# Data excerpts
----------

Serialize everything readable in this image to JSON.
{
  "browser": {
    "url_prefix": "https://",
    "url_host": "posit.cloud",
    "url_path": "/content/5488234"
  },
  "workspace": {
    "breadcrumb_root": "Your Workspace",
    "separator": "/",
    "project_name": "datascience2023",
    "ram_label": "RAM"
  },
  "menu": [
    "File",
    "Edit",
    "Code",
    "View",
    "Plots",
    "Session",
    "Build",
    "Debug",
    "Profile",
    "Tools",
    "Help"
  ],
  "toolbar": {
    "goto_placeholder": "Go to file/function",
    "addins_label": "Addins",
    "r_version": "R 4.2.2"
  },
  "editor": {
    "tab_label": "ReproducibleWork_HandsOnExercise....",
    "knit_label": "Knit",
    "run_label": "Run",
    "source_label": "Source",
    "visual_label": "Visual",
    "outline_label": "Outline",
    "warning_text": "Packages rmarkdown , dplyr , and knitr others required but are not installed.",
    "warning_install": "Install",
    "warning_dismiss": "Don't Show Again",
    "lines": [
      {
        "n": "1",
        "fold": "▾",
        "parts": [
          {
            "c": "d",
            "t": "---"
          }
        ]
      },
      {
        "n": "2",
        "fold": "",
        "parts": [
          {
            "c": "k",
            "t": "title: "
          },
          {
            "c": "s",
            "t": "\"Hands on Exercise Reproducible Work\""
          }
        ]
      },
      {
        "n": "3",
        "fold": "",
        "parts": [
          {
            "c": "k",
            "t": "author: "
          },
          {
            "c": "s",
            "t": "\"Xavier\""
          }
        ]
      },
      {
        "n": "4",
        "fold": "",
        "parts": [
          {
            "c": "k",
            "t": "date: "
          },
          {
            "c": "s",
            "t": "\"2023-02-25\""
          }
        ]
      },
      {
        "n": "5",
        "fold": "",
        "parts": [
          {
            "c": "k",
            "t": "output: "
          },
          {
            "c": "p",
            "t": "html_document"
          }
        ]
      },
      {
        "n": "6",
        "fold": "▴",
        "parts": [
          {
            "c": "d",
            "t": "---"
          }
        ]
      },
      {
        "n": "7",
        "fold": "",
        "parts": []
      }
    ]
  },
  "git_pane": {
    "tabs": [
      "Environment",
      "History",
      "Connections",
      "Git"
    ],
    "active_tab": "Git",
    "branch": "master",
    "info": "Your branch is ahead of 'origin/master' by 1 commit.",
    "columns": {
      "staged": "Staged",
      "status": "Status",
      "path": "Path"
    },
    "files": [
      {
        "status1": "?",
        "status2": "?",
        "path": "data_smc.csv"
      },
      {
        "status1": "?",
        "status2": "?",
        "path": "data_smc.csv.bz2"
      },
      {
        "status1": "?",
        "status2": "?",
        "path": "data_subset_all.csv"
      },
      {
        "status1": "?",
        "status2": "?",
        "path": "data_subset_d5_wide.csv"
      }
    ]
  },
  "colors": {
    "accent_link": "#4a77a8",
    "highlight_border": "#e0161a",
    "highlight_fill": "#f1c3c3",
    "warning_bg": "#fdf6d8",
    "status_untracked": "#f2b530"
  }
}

----------

# What to produce
Reproduce the material precisely, including every line.

# The solution
Serialize everything readable in this image to JSON.
{
  "browser": {
    "url_prefix": "https://",
    "url_host": "posit.cloud",
    "url_path": "/content/5488234"
  },
  "workspace": {
    "breadcrumb_root": "Your Workspace",
    "separator": "/",
    "project_name": "datascience2023",
    "ram_label": "RAM"
  },
  "menu": [
    "File",
    "Edit",
    "Code",
    "View",
    "Plots",
    "Session",
    "Build",
    "Debug",
    "Profile",
    "Tools",
    "Help"
  ],
  "toolbar": {
    "goto_placeholder": "Go to file/function",
    "addins_label": "Addins",
    "r_version": "R 4.2.2"
  },
  "editor": {
    "tab_label": "ReproducibleWork_HandsOnExercise....",
    "knit_label": "Knit",
    "run_label": "Run",
    "source_label": "Source",
    "visual_label": "Visual",
    "outline_label": "Outline",
    "warning_text": "Packages rmarkdown , dplyr , and knitr others required but are not installed.",
    "warning_install": "Install",
    "warning_dismiss": "Don't Show Again",
    "lines": [
      {
        "n": "1",
        "fold": "▾",
        "parts": [
          {
            "c": "d",
            "t": "---"
          }
        ]
      },
      {
        "n": "2",
        "fold": "",
        "parts": [
          {
            "c": "k",
            "t": "title: "
          },
          {
            "c": "s",
            "t": "\"Hands on Exercise Reproducible Work\""
          }
        ]
      },
      {
        "n": "3",
        "fold": "",
        "parts": [
          {
            "c": "k",
            "t": "author: "
          },
          {
            "c": "s",
            "t": "\"Xavier\""
          }
        ]
      },
      {
        "n": "4",
        "fold": "",
        "parts": [
          {
            "c": "k",
            "t": "date: "
          },
          {
            "c": "s",
            "t": "\"2023-02-25\""
          }
        ]
      },
      {
        "n": "5",
        "fold": "",
        "parts": [
          {
            "c": "k",
            "t": "output: "
          },
          {
            "c": "p",
            "t": "html_document"
          }
        ]
      },
      {
        "n": "6",
        "fold": "▴",
        "parts": [
          {
            "c": "d",
            "t": "---"
          }
        ]
      },
      {
        "n": "7",
        "fold": "",
        "parts": []
      }
    ]
  },
  "git_pane": {
    "tabs": [
      "Environment",
      "History",
      "Connections",
      "Git"
    ],
    "active_tab": "Git",
    "branch": "master",
    "info": "Your branch is ahead of 'origin/master' by 1 commit.",
    "columns": {
      "staged": "Staged",
      "status": "Status",
      "path": "Path"
    },
    "files": [
      {
        "status1": "?",
        "status2": "?",
        "path": "data_smc.csv"
      },
      {
        "status1": "?",
        "status2": "?",
        "path": "data_smc.csv.bz2"
      },
      {
        "status1": "?",
        "status2": "?",
        "path": "data_subset_all.csv"
      },
      {
        "status1": "?",
        "status2": "?",
        "path": "data_subset_d5_wide.csv"
      }
    ]
  },
  "colors": {
    "accent_link": "#4a77a8",
    "highlight_border": "#e0161a",
    "highlight_fill": "#f1c3c3",
    "warning_bg": "#fdf6d8",
    "status_untracked": "#f2b530"
  }
}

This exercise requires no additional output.